» **Consegna 1**
Secondo il testo selezionato, che tipo di dolo richiede il reato quando la condotta è tenuta senza necessità?
» **Consegna 2**
Stabilisci se ciascuna affermazione concorda con il testo selezionato: (a) il reato è a dolo specifico se la condotta è tenuta per crudeltà; (b) la fattispecie dell'art. 727 rientra tra i delitti; (c) la fattispecie dell'art. 727 può avere anche solo natura colposa.
» **Consegna 3**
Prosegui il testo sui reati contro gli animali a partire dalla sua ultima frase.

───── Testo selezionato ─────

La connotazione della condotta dalla presenza della crudeltà o dalla mancanza di necessità assume rilievo anche sotto il profilo dell’elemento psicologico in quanto si ritiene che il relativo reato si configuri come reato a dolo specifico, nel caso in cui la condotta lesiva dell’integrità e della vita dell’animale sia tenuta per crudeltà, e a dolo generico quando essa è tenuta, come nel caso in esame, senza necessità.
L’elemento psicologico funge peraltro da discrimine ulteriore della fattispecie in questione, che rientra nell’ambito dei delitti, con la fattispecie di cui all’art. 727 che rientra nella tipologia delle contravvenzioni e può avere anche solo natura colposa.

───── Dati esercizio ─────

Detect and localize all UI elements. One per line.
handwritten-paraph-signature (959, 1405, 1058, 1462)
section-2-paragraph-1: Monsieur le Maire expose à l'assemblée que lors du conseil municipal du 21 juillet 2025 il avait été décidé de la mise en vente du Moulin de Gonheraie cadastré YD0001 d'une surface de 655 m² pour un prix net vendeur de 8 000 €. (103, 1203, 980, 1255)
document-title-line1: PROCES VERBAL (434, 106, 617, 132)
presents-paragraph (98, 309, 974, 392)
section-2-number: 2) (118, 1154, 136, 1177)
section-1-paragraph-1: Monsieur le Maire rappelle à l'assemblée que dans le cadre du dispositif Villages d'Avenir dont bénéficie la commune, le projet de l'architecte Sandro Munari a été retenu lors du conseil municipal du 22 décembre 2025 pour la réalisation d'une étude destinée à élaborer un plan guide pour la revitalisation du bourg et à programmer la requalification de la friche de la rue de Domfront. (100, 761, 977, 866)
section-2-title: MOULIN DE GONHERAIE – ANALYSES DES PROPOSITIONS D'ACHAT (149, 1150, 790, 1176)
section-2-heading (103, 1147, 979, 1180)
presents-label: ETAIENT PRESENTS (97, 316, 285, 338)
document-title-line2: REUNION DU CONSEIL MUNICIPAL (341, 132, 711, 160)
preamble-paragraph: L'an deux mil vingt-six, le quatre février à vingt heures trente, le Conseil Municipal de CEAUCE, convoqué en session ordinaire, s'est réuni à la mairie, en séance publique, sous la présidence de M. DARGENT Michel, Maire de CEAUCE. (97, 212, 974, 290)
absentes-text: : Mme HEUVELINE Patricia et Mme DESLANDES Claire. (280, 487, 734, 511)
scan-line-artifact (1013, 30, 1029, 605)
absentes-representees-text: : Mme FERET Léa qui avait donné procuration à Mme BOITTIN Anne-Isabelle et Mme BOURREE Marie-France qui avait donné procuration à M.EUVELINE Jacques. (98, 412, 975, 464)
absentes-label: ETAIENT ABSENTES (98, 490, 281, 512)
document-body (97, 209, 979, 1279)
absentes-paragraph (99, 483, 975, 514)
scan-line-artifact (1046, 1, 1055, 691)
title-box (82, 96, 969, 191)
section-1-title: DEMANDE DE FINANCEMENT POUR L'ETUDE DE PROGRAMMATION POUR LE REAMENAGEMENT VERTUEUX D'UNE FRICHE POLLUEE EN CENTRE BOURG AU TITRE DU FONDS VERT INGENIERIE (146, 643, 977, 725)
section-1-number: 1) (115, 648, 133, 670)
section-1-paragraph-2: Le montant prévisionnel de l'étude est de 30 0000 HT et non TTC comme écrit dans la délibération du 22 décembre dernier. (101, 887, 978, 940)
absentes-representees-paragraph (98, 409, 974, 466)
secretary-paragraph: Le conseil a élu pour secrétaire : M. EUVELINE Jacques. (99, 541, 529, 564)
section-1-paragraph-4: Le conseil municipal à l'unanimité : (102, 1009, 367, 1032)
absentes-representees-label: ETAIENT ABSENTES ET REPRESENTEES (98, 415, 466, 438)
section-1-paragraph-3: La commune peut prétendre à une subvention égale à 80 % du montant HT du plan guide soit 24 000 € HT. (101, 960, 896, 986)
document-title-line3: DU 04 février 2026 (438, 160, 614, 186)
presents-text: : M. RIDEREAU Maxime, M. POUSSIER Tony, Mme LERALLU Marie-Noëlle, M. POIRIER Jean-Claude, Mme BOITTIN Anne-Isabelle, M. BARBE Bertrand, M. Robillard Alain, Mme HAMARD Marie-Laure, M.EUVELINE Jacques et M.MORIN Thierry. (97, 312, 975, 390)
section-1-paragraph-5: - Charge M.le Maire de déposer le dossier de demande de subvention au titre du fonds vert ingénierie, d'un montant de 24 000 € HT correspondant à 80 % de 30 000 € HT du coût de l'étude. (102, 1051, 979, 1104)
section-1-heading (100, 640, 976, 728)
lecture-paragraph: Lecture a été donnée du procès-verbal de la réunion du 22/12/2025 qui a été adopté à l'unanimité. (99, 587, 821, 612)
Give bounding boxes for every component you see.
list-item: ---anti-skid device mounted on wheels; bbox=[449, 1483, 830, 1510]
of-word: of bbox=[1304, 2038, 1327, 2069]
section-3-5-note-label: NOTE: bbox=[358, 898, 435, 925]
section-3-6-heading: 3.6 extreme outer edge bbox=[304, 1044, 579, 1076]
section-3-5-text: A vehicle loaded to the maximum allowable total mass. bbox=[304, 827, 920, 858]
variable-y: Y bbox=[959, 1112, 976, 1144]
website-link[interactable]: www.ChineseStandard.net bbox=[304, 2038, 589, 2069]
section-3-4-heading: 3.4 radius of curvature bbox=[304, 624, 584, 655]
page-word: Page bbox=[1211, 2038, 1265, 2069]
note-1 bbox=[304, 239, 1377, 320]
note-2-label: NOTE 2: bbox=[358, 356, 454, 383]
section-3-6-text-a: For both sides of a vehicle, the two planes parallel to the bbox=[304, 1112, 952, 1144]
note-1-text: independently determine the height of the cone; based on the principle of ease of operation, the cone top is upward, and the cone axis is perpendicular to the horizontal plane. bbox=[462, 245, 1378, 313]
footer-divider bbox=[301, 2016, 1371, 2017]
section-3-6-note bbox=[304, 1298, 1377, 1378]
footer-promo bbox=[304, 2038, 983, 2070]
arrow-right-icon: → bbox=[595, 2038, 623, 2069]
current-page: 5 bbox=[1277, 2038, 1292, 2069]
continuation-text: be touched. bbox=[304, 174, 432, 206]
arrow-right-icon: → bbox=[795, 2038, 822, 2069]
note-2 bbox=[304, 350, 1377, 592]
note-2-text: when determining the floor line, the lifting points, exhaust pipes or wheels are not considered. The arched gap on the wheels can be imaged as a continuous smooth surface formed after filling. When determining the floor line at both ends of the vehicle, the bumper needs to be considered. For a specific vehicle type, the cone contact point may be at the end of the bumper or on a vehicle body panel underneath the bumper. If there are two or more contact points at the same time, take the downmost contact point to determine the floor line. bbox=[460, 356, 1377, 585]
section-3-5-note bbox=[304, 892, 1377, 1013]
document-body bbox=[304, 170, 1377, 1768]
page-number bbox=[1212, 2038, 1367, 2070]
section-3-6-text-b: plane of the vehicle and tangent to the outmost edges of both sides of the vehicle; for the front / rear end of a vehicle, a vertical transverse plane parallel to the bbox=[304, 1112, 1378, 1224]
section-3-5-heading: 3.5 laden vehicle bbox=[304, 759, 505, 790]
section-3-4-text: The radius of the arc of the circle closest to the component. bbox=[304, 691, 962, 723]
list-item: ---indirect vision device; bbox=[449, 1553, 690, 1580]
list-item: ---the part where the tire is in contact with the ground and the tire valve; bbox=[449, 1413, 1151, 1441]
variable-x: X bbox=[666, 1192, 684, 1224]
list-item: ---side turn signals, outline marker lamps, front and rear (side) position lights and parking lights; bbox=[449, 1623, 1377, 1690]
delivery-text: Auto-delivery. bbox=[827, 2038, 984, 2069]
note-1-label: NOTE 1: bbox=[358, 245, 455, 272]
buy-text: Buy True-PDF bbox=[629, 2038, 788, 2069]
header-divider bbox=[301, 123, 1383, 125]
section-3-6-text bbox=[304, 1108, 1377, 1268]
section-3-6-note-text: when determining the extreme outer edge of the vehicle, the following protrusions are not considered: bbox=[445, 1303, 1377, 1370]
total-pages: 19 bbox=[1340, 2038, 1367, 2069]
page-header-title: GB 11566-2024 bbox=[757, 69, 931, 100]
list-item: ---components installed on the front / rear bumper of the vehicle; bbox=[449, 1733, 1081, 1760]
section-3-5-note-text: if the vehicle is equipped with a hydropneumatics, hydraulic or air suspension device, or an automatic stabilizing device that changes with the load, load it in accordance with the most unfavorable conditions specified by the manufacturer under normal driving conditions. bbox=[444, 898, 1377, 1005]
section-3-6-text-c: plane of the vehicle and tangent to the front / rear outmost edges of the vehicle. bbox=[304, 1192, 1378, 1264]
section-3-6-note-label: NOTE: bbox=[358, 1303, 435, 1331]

─────

» **Risposta 1**
Il dolo generico.

» **Risposta 2**
(a) Sì: "si configuri come reato a dolo specifico, nel caso in cui la condotta lesiva dell’integrità e della vita dell’animale sia tenuta per crudeltà".
(b) No: "la fattispecie di cui all’art. 727 che rientra nella tipologia delle contravvenzioni".
(c) Sì: "può avere anche solo natura colposa".

» **Risposta 3**
Ed invero ogni comportamento produttivo nell’animale di sofferenze che non trovino adeguata giustificazione costituisce incrudelimento rilevante ai fini della configurabilità del citato delitto contro il sentimento per gli animali mentre la detenzione anche colposa di animali con modalità tali da arrecare gravi sofferenze, incompatibili con la loro natura, – avuto riguardo, per le specie più note (quali, ad esempio, gli animali domestici), al patrimonio di comune esperienza e conoscenza e, per le altre, alle acquisizioni delle scienze naturalistiche – costituisce comportamento rilevante ai fini della contravvenzione di cui all’art. 727 c.p.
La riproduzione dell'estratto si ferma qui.